_SUPPLIED ENTRIES_
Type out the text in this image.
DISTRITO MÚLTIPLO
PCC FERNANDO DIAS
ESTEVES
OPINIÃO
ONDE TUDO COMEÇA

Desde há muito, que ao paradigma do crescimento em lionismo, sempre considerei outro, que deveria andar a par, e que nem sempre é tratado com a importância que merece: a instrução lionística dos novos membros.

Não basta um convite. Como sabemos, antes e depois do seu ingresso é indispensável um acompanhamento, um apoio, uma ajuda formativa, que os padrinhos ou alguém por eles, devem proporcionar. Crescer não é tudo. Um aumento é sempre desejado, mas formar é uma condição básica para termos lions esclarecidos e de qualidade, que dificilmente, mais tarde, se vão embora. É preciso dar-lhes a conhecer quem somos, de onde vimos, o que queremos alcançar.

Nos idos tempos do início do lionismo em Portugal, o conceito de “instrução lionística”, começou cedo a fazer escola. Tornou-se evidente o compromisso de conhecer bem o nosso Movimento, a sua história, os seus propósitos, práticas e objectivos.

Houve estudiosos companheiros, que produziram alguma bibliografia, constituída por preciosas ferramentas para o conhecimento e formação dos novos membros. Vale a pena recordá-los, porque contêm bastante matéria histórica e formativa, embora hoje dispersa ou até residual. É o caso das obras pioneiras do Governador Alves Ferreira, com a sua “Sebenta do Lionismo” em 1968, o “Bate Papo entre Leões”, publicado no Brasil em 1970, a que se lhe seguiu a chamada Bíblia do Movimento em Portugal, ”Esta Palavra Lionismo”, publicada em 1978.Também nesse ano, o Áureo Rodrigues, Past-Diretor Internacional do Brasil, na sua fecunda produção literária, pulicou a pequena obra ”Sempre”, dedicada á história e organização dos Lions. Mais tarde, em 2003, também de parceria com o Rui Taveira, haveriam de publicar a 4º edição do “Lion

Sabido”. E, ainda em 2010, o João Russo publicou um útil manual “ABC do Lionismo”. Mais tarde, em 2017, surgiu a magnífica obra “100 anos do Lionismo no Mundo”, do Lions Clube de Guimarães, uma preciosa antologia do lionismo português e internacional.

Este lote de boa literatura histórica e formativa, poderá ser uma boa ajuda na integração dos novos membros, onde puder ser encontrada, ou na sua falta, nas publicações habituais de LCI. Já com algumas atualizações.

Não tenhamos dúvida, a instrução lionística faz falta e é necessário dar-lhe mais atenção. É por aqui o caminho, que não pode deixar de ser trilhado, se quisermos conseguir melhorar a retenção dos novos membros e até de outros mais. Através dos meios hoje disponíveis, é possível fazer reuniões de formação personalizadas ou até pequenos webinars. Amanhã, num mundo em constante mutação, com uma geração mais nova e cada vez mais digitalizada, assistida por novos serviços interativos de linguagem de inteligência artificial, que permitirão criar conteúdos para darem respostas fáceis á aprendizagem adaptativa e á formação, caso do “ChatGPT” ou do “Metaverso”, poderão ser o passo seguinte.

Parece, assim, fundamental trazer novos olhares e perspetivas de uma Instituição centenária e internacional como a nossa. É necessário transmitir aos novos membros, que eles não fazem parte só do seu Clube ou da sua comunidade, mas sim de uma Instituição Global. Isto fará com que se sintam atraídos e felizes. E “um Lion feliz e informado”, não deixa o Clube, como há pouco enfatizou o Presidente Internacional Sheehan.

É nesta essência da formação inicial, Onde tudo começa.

_WHAT NEEDS TO BE DONE_
Look through the data above. Copy every line with the string "Movimento" in it.

_OUTPUT OF THE TASK_
Nos idos tempos do início do lionismo em Portugal, o conceito de “instrução lionística”, começou cedo a fazer escola. Tornou-se evidente o compromisso de conhecer bem o nosso Movimento, a sua história, os seus propósitos, práticas e objectivos.
Houve estudiosos companheiros, que produziram alguma bibliografia, constituída por preciosas ferramentas para o conhecimento e formação dos novos membros. Vale a pena recordá-los, porque contêm bastante matéria histórica e formativa, embora hoje dispersa ou até residual. É o caso das obras pioneiras do Governador Alves Ferreira, com a sua “Sebenta do Lionismo” em 1968, o “Bate Papo entre Leões”, publicado no Brasil em 1970, a que se lhe seguiu a chamada Bíblia do Movimento em Portugal, ”Esta Palavra Lionismo”, publicada em 1978.Também nesse ano, o Áureo Rodrigues, Past-Diretor Internacional do Brasil, na sua fecunda produção literária, pulicou a pequena obra ”Sempre”, dedicada á história e organização dos Lions. Mais tarde, em 2003, também de parceria com o Rui Taveira, haveriam de publicar a 4º edição do “Lion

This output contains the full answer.